_TASK INSTRUCTIONS_.
Extract each line where the string "files" shows up.
[Begin EXCERPTED DATA]
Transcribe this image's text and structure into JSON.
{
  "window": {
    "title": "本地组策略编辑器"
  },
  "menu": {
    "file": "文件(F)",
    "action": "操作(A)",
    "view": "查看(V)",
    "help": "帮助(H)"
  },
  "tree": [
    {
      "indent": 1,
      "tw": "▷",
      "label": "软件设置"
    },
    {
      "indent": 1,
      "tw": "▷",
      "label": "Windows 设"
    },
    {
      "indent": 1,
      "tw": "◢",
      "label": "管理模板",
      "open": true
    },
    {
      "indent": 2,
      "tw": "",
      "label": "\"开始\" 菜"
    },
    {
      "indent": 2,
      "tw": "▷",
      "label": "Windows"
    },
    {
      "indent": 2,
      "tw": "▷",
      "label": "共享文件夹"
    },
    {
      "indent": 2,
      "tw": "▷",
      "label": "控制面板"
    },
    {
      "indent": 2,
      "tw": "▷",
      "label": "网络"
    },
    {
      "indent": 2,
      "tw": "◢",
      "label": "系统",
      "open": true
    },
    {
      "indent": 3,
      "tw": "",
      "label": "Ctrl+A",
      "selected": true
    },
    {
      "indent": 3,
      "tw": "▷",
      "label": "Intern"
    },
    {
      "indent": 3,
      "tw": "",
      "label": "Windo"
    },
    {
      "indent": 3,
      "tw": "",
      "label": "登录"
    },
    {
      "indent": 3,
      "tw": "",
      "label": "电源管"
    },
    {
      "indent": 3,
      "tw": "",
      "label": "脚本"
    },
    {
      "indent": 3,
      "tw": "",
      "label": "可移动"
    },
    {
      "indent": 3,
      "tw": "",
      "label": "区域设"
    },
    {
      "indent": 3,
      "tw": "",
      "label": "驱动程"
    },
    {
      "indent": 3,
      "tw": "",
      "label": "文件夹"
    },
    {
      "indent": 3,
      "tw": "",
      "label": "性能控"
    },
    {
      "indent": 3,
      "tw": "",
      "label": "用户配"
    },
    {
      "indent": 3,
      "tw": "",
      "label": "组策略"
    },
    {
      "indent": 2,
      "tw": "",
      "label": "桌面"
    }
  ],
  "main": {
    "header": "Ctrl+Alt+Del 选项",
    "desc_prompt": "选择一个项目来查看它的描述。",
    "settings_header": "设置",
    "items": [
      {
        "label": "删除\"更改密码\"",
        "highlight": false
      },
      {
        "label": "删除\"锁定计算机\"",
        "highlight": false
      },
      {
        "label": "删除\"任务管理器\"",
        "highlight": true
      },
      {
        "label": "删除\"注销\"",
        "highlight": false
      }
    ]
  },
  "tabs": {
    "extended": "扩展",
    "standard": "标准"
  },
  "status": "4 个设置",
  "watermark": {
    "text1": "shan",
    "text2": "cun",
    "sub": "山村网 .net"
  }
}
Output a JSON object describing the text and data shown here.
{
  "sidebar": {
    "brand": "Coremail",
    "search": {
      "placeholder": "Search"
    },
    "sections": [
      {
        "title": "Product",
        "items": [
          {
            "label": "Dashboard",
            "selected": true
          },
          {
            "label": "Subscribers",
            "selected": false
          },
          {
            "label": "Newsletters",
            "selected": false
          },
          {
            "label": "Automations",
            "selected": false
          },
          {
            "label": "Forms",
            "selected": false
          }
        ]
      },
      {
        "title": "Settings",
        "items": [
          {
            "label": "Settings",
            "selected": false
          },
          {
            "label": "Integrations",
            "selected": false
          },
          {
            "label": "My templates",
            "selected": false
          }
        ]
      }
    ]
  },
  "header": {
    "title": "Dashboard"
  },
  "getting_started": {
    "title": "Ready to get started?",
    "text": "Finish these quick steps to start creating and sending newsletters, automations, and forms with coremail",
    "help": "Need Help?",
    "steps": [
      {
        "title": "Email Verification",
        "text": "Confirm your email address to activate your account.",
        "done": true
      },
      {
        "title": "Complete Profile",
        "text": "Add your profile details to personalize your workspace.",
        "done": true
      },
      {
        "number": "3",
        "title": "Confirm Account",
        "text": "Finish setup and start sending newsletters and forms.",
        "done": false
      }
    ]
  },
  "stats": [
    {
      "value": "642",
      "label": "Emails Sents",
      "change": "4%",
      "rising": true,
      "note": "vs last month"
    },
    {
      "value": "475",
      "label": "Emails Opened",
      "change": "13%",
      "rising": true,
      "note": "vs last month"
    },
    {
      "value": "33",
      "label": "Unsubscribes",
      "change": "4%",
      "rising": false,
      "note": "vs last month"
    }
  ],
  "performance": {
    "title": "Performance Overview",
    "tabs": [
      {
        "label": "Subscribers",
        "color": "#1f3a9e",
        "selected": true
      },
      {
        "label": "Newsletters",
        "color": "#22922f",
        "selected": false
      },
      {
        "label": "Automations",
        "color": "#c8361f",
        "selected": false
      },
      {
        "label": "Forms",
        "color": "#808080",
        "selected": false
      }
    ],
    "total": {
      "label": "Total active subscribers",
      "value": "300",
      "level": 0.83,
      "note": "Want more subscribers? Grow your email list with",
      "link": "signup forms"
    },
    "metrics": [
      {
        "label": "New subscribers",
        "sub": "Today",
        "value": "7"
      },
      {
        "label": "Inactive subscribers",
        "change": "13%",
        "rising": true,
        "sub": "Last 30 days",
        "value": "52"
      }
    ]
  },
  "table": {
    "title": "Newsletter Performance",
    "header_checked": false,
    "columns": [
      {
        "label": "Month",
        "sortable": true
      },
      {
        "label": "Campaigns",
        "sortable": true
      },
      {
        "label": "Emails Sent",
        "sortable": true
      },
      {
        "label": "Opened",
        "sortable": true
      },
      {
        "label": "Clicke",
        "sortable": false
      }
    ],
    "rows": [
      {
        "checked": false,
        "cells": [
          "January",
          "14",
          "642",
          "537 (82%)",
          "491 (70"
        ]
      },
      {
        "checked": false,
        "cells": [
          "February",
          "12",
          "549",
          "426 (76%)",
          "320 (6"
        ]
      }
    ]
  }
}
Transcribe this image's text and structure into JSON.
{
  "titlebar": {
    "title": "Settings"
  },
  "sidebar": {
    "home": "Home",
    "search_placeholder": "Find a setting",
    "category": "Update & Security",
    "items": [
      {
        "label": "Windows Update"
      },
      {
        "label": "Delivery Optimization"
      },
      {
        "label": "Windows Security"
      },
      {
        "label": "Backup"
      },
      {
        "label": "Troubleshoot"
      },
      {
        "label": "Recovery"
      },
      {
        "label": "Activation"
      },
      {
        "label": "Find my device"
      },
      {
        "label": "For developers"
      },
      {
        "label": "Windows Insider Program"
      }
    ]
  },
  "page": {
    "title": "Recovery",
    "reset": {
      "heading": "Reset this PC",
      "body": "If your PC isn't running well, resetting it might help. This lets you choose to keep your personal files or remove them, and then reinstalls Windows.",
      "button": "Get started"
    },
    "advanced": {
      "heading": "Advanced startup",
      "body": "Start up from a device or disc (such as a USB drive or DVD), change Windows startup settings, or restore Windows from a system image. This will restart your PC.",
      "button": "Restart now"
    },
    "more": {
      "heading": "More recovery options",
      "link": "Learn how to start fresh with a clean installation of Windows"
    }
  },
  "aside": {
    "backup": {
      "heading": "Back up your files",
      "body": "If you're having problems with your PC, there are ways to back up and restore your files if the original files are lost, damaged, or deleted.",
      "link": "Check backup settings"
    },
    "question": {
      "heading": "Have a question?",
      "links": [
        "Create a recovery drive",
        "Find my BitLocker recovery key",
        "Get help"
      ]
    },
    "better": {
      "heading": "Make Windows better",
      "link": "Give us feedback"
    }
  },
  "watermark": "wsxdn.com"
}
[End EXCERPTED DATA]
_SOLUTION TO THIS TASK_.
      "body": "If your PC isn't running well, resetting it might help. This lets you choose to keep your personal files or remove them, and then reinstalls Windows.",
      "heading": "Back up your files",
      "body": "If you're having problems with your PC, there are ways to back up and restore your files if the original files are lost, damaged, or deleted.",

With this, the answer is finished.